__Selected extract__:
* * * * * * * * *

If, like me, you awake on Saturday morning with a thrill of excitement, knowing that Fraser Simpon's cryptic crossword awaits you in the Globe & Mail, you will have felt crushing disappointment this morning. In today's puzzle, the clues don't match the grid.
This isn't the first time it's happened, although it's rare. A few years ago, when I discovered that the grid didn't match I reverse engineered the grid based on the clues provided. (That was back in my pre-toddler days when I had more time!) It was so exciting to be able to share the right grid with all of you. I even got a shout out from the public editor at the Globe & Mail, which was a lot of fun. And it brought me in touch with other cryptic crossword fans, including one named Sally who has been compiling Fraser Simpson's grids for years just in case a mismatch happens. She kindly sent me her library.
So, let's all give Sally a big "Thank you!" Because when I saw the mismatch today, I immediately dug out her old email and located the right grid. I'm happy to be able to share it with all of you. Happy puzzling!
If you grew up in Ontario in the 1980s like I did and you're tackling this Saturday's Globe and Mail cryptic crossword by the great Fraser Simpson, you'll notice two things that other solvers might miss.
The first is a blatant and, to me, very welcome political commentary in 8 Down:
"Done with Ford," I snarled (3, 2)
As with any great cryptic clue, you don't have to know who Ontario Premier Doug Ford is to solve this riddle, which is an anagram. But there's a whole other level of satisfaction if you do. Doug Ford, is the brother of the internationally notorious, and now deceased, crack-smoking Toronto mayor Rob Ford. Among the many, many things Doug Ford is enacting as the newly elected Ontario Premier that are infuriating Ontario residents (especially teachers, which Fraser Simpson is, parents, and anyone else who cares about the education of an entire generation of fellow residents) are extreme cuts to education funding. Experts predict these will have profoundly negative effects on students.
As I've blogged about before, here and here, cryptic crosswords have a long and interesting history of serving as a vehicle for political messages. This is not surprising: setting cryptic crosswords is a form of creative writing, and writers have long found wonderfully creative ways of asserting their political stances, including, more recently in the U.S., the use of an acrostic in the resignation letter of the U.S. President's Committee on the Arts and the Humanities, and the creation of a special two-part "The Writers Resist" episode of the Dear Sugars podcast.
Now, the Ontario budget cuts are making headlines across the country; you didn't have to grow up in Ontario in the 1980s to appreciate it. But if you did -- if you were a student during the Mike Harris era like I was -- you will be feeling an especially maddening sense of déjà vu.
The second clue that shoots right to the heart of 1980s Ontario kids is 26 Down:
Bruno's roomie at Macdonald Hall voices displeasure about start of term (5)
My daughter learned about recycling and reusing at her daycare this week. A tagline for the environmental movement is "Think Globally, Act Locally".

* * * * * * * * *

__Task to complete__: Using the crossword blog post, explain in one to three sentences why it is not surprising that cryptic crosswords have long carried political messages.

* * * * * * * * *

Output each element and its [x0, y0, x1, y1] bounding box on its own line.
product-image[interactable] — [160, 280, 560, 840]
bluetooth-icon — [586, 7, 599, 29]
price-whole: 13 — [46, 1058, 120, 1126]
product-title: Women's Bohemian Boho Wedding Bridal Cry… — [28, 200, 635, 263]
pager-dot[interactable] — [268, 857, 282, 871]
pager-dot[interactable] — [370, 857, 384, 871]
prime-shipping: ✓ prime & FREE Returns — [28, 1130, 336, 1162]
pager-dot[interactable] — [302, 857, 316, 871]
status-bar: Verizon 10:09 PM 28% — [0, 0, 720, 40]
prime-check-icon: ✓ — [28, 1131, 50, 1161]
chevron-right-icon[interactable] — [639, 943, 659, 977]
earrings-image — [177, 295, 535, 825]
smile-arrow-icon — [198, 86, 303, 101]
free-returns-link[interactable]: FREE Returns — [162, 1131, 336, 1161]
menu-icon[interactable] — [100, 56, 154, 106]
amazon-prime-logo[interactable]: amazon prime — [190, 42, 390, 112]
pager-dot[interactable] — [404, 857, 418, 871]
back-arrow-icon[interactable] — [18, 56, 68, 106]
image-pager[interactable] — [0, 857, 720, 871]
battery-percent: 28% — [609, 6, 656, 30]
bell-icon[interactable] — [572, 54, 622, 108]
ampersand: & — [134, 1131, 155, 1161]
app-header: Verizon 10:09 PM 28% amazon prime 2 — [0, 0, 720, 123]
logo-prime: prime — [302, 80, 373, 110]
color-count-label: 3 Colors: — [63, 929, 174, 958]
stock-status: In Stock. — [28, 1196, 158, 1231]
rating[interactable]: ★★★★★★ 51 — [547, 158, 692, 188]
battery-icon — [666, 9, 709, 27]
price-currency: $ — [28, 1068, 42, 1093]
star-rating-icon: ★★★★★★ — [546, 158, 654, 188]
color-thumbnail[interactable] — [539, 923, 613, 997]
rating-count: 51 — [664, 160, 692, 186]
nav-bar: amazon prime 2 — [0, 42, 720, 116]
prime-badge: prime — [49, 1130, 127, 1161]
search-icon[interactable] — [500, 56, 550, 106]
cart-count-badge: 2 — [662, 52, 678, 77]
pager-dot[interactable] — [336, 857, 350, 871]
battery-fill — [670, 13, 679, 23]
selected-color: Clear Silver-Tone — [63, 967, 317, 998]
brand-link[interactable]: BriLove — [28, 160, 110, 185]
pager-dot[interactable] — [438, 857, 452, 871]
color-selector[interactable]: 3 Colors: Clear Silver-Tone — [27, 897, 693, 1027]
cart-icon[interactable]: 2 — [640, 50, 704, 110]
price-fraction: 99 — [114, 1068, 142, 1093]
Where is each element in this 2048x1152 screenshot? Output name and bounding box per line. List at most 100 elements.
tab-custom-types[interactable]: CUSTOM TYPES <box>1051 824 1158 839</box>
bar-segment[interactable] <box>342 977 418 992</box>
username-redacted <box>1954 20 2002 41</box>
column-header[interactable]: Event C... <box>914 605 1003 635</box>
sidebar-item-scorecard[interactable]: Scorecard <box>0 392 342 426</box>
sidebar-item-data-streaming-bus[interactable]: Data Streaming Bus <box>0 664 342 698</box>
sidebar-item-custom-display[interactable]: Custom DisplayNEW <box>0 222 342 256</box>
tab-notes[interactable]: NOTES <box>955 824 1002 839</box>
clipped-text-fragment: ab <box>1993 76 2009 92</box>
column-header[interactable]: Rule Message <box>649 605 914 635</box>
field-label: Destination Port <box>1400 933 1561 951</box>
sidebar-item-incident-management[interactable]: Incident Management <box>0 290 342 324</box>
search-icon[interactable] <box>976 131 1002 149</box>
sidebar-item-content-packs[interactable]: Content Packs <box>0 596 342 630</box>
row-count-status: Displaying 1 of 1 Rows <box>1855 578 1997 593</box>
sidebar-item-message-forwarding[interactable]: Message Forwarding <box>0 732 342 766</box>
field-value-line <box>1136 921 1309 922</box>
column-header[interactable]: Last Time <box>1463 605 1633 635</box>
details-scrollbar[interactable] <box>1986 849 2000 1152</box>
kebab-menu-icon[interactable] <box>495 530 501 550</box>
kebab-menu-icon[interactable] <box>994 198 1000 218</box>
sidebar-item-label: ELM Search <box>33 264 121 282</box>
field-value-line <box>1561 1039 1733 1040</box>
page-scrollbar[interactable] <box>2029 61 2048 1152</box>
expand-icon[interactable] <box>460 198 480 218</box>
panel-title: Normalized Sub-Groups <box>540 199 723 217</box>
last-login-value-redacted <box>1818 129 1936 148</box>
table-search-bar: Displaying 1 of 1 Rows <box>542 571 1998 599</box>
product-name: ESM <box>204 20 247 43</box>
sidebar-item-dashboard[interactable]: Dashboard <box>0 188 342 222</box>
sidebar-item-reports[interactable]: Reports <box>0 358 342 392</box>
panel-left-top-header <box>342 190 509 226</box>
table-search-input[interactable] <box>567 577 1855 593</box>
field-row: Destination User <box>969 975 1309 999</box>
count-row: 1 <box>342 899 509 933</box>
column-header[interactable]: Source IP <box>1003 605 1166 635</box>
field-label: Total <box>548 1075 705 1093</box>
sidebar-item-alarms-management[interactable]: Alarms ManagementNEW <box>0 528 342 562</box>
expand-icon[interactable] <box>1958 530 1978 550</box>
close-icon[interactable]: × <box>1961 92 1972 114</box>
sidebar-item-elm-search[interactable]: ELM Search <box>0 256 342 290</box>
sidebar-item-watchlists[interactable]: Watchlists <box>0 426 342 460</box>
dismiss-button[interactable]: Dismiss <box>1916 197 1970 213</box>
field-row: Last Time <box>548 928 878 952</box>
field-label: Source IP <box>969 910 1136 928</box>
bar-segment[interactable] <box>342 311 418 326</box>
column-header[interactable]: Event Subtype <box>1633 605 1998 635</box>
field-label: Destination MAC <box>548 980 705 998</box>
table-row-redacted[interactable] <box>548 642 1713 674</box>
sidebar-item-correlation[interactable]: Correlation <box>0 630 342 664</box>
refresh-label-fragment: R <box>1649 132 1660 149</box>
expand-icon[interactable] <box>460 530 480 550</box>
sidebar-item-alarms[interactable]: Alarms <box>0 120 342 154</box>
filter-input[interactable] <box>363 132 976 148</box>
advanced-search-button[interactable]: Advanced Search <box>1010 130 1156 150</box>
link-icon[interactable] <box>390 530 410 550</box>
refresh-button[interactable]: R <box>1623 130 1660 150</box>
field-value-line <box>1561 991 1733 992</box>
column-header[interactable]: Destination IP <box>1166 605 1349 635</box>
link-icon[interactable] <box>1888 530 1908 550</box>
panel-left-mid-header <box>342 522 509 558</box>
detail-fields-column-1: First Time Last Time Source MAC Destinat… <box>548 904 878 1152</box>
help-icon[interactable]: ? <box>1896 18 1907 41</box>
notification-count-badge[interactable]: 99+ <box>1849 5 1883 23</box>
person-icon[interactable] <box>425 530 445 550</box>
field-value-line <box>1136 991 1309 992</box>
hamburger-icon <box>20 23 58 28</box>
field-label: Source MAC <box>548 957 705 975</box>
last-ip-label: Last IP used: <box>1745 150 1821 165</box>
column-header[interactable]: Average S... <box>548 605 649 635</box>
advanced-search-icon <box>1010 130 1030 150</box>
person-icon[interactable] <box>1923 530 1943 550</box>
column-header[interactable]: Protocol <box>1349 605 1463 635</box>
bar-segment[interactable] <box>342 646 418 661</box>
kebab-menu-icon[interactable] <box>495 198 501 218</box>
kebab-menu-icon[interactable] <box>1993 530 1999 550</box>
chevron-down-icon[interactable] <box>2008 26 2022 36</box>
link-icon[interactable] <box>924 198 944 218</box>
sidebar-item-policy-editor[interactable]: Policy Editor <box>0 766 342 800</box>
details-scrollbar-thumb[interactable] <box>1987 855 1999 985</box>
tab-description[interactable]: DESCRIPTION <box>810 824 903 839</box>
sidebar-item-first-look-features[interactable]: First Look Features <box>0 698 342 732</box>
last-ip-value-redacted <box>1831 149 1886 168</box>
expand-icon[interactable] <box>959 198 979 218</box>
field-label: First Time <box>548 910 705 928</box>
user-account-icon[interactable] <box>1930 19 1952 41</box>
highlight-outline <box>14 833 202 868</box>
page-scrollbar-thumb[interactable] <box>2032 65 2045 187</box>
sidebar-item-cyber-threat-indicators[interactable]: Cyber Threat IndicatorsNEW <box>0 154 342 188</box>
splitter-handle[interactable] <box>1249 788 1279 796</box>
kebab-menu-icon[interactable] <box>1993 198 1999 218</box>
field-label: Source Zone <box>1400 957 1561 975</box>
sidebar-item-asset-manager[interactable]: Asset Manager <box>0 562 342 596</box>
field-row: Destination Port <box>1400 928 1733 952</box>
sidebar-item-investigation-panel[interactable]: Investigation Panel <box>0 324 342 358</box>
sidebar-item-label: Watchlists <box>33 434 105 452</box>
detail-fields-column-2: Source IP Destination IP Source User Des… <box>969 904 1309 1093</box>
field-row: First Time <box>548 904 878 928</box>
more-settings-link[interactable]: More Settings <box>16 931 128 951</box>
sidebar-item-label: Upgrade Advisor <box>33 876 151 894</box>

* * * * * * * * *

__Task output__: Setting cryptic crosswords is a form of creative writing. Writers have long found wonderfully creative ways of asserting their political stances, so crosswords serving that purpose fits the pattern.